**Stored records:**
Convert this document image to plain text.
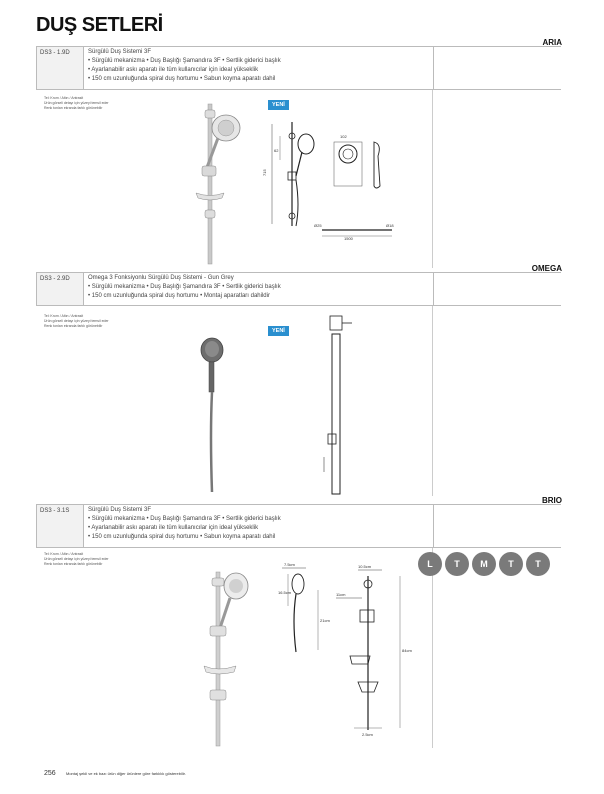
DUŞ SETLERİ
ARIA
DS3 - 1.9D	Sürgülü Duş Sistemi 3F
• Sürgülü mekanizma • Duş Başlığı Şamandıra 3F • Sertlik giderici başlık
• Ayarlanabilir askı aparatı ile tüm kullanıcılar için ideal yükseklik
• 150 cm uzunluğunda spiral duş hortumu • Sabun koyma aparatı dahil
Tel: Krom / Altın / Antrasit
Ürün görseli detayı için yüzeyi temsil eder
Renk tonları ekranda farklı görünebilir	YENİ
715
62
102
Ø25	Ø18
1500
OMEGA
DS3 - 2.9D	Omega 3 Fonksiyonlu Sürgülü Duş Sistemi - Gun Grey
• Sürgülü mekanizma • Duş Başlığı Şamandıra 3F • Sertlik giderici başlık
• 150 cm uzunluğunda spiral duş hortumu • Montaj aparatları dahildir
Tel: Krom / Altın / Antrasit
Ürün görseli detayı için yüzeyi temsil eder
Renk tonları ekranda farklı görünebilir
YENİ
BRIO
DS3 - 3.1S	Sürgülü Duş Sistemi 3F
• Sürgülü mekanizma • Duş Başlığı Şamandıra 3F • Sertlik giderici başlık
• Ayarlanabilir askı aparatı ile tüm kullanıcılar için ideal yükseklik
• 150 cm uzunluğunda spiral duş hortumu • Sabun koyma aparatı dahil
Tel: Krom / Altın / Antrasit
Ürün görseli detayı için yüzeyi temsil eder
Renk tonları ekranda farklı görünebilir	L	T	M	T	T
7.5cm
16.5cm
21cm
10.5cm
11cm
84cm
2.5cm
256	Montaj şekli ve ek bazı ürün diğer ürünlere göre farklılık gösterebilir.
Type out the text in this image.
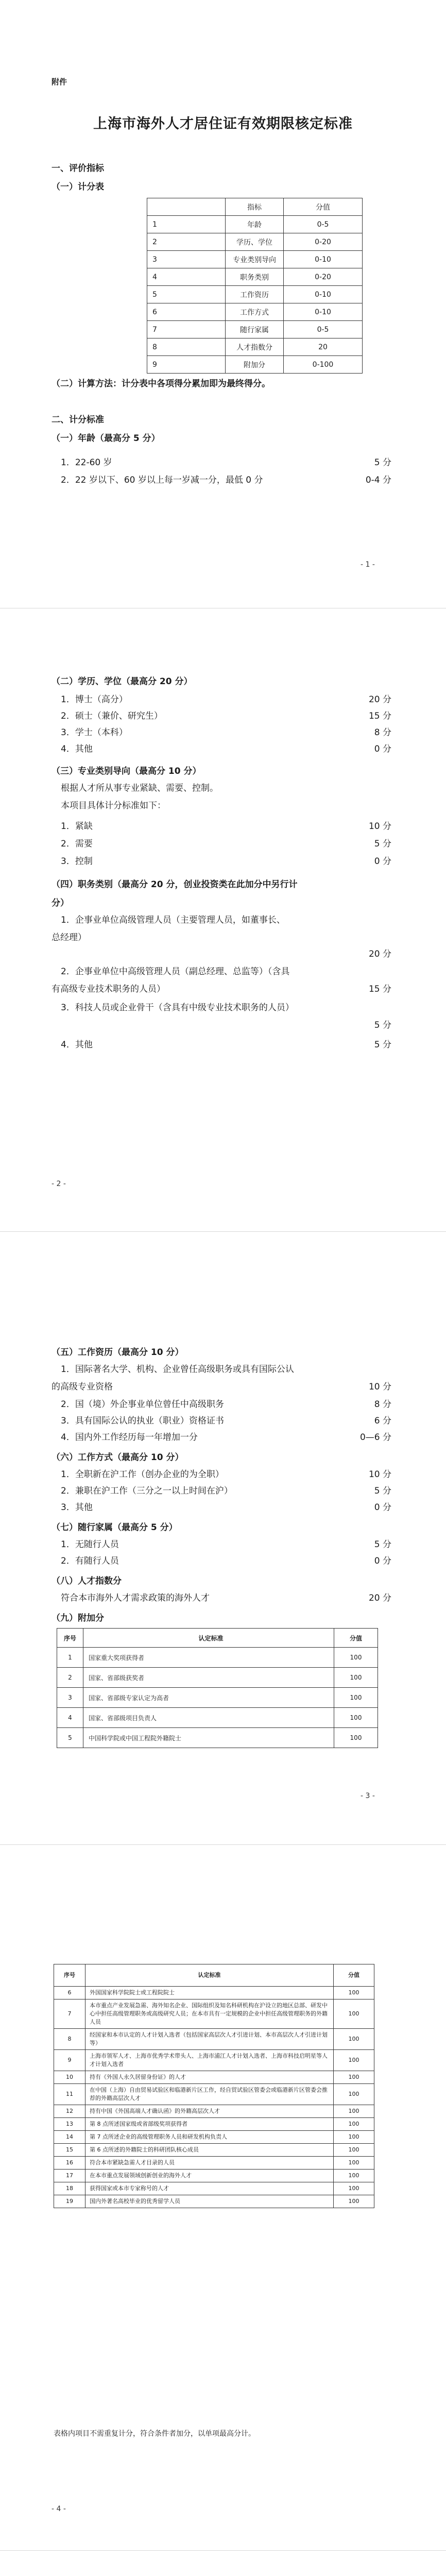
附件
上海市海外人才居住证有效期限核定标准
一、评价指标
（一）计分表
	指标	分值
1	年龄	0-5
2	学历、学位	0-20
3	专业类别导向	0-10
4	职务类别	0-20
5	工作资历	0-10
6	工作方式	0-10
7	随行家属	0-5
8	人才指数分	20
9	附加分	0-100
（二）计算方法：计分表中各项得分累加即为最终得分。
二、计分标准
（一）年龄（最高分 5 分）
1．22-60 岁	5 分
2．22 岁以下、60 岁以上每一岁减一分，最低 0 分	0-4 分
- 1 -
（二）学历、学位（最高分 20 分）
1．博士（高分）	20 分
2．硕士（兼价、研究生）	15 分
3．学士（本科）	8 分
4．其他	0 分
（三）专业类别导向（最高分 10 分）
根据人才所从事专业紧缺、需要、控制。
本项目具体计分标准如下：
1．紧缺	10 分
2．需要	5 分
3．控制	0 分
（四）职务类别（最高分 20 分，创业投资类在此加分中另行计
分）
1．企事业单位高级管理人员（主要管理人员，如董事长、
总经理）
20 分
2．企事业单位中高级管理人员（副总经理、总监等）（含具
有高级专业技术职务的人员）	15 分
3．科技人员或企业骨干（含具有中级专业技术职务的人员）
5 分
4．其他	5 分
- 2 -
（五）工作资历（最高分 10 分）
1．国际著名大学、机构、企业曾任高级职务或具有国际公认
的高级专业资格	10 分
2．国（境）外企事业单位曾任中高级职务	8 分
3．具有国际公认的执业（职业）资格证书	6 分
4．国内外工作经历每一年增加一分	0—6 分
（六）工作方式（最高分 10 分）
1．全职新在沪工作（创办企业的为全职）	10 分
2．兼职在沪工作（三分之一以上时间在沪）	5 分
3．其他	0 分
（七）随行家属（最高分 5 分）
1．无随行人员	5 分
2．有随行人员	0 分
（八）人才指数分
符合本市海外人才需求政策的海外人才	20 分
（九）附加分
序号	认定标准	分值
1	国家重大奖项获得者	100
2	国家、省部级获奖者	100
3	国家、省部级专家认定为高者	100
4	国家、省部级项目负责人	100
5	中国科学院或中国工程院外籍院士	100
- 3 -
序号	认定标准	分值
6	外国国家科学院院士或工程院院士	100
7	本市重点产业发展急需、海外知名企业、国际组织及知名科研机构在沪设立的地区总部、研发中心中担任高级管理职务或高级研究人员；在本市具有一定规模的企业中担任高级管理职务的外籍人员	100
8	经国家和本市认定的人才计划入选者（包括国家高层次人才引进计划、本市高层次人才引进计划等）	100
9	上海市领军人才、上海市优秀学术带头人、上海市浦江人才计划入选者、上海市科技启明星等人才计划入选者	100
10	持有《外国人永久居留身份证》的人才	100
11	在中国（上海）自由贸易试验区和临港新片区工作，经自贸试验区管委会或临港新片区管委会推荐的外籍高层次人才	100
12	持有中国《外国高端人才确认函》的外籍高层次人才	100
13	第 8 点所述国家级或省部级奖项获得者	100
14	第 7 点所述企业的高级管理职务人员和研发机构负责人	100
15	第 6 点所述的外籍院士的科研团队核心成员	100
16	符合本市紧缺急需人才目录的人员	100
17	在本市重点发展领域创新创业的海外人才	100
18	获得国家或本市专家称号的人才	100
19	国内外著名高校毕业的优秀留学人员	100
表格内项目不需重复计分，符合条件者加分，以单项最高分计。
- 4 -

**Given instruction:**
Of all the lines in the material above, how many contain the word "ekranda"? Give only the count.

**Final answer:**
3